◆ TASK TO CARRY OUT
Copy out the entries word for word, starting at the line that contains "Patent image size: (875, 918)." and ending at the line that contains "The projection 59 is at (712, 247).", with both of those lines included.

[DATA EXTRACT start]

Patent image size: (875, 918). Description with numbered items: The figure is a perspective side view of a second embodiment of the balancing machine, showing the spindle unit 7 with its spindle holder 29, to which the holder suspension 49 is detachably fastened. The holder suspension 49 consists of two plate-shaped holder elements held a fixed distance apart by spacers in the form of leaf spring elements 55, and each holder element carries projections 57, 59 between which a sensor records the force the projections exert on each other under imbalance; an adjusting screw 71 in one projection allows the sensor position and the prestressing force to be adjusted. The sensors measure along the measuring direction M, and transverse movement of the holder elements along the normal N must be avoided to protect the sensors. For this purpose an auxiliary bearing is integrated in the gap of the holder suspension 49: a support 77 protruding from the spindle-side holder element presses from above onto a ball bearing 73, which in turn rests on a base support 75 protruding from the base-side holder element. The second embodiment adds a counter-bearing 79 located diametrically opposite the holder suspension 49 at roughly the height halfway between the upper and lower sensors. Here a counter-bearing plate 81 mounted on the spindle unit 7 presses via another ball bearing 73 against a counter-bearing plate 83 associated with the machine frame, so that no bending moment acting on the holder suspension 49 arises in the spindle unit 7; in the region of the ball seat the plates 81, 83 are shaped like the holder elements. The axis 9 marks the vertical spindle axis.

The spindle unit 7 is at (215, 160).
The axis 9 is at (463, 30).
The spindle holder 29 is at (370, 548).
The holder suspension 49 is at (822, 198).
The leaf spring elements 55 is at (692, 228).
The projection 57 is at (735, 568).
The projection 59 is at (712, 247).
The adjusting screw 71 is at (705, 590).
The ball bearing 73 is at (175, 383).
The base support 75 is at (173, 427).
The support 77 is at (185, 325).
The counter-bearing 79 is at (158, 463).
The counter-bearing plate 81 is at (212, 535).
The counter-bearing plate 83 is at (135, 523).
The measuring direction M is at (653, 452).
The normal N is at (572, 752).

[DATA EXTRACT end]
[DATA EXTRACT start]

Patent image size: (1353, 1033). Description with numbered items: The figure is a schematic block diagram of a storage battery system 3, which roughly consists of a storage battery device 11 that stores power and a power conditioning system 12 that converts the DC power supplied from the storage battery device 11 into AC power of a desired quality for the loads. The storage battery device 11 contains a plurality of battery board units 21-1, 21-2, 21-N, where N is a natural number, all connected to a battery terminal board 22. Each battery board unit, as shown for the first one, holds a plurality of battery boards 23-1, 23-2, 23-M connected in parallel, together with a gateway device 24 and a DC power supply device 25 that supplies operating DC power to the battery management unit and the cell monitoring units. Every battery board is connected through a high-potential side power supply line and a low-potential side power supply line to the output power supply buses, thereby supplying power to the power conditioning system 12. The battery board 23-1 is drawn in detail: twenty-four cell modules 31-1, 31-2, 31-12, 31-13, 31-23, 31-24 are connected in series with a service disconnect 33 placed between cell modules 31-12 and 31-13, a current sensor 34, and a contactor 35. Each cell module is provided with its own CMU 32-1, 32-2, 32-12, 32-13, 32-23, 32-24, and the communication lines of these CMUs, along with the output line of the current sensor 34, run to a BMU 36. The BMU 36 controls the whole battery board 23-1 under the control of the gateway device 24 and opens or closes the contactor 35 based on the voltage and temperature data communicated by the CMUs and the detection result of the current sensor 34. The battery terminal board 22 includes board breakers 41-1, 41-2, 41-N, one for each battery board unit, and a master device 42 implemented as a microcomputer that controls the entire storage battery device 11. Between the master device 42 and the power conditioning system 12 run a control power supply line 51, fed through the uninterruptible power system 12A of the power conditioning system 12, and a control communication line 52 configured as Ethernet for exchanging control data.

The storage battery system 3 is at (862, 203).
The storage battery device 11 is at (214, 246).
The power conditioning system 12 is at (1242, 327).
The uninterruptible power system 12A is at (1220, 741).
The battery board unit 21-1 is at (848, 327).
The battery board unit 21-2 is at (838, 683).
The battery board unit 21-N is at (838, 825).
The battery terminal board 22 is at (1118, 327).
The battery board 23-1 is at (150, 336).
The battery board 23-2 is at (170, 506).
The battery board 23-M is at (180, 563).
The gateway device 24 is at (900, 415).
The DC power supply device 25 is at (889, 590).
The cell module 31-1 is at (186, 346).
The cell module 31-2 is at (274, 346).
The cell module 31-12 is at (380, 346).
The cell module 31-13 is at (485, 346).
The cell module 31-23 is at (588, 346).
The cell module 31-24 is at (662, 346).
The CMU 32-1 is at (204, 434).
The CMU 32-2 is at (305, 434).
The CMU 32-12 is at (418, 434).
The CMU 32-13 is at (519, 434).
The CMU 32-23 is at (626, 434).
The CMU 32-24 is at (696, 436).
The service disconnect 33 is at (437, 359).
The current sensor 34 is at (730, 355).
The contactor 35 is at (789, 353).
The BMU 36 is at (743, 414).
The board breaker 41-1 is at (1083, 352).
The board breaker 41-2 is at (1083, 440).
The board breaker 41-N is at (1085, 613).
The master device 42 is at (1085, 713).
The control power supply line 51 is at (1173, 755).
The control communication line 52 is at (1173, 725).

[DATA EXTRACT end]

◆ TASK OUTPUT
Patent image size: (875, 918). Description with numbered items: The figure is a perspective side view of a second embodiment of the balancing machine, showing the spindle unit 7 with its spindle holder 29, to which the holder suspension 49 is detachably fastened. The holder suspension 49 consists of two plate-shaped holder elements held a fixed distance apart by spacers in the form of leaf spring elements 55, and each holder element carries projections 57, 59 between which a sensor records the force the projections exert on each other under imbalance; an adjusting screw 71 in one projection allows the sensor position and the prestressing force to be adjusted. The sensors measure along the measuring direction M, and transverse movement of the holder elements along the normal N must be avoided to protect the sensors. For this purpose an auxiliary bearing is integrated in the gap of the holder suspension 49: a support 77 protruding from the spindle-side holder element presses from above onto a ball bearing 73, which in turn rests on a base support 75 protruding from the base-side holder element. The second embodiment adds a counter-bearing 79 located diametrically opposite the holder suspension 49 at roughly the height halfway between the upper and lower sensors. Here a counter-bearing plate 81 mounted on the spindle unit 7 presses via another ball bearing 73 against a counter-bearing plate 83 associated with the machine frame, so that no bending moment acting on the holder suspension 49 arises in the spindle unit 7; in the region of the ball seat the plates 81, 83 are shaped like the holder elements. The axis 9 marks the vertical spindle axis.

The spindle unit 7 is at (215, 160).
The axis 9 is at (463, 30).
The spindle holder 29 is at (370, 548).
The holder suspension 49 is at (822, 198).
The leaf spring elements 55 is at (692, 228).
The projection 57 is at (735, 568).
The projection 59 is at (712, 247).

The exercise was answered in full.